REQUIRED WORK: Print all of the data exactly as written.

-*-

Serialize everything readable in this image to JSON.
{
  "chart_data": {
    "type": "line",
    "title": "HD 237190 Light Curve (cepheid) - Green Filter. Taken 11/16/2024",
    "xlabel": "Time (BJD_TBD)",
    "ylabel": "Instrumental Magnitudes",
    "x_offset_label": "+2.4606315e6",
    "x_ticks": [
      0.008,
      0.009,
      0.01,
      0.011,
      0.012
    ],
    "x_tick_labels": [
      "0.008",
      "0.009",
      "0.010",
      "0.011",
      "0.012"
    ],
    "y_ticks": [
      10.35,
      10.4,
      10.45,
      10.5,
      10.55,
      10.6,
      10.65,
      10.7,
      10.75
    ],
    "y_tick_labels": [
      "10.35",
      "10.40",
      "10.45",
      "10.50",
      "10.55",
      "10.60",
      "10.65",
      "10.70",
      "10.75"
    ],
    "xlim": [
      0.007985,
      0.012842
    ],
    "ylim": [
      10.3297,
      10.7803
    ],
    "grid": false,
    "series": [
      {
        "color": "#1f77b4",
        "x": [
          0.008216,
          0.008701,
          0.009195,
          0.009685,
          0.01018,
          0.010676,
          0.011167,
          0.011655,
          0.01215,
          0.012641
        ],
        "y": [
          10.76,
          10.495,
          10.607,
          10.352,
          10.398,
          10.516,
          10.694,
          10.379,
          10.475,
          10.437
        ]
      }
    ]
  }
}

-*-

WRITTEN SOLUTION:
Serialize everything readable in this image to JSON.
{
  "chart_data": {
    "type": "line",
    "title": "HD 237190 Light Curve (cepheid) - Green Filter. Taken 11/16/2024",
    "xlabel": "Time (BJD_TBD)",
    "ylabel": "Instrumental Magnitudes",
    "x_offset_label": "+2.4606315e6",
    "x_ticks": [
      0.008,
      0.009,
      0.01,
      0.011,
      0.012
    ],
    "x_tick_labels": [
      "0.008",
      "0.009",
      "0.010",
      "0.011",
      "0.012"
    ],
    "y_ticks": [
      10.35,
      10.4,
      10.45,
      10.5,
      10.55,
      10.6,
      10.65,
      10.7,
      10.75
    ],
    "y_tick_labels": [
      "10.35",
      "10.40",
      "10.45",
      "10.50",
      "10.55",
      "10.60",
      "10.65",
      "10.70",
      "10.75"
    ],
    "xlim": [
      0.007985,
      0.012842
    ],
    "ylim": [
      10.3297,
      10.7803
    ],
    "grid": false,
    "series": [
      {
        "color": "#1f77b4",
        "x": [
          0.008216,
          0.008701,
          0.009195,
          0.009685,
          0.01018,
          0.010676,
          0.011167,
          0.011655,
          0.01215,
          0.012641
        ],
        "y": [
          10.76,
          10.495,
          10.607,
          10.352,
          10.398,
          10.516,
          10.694,
          10.379,
          10.475,
          10.437
        ]
      }
    ]
  }
}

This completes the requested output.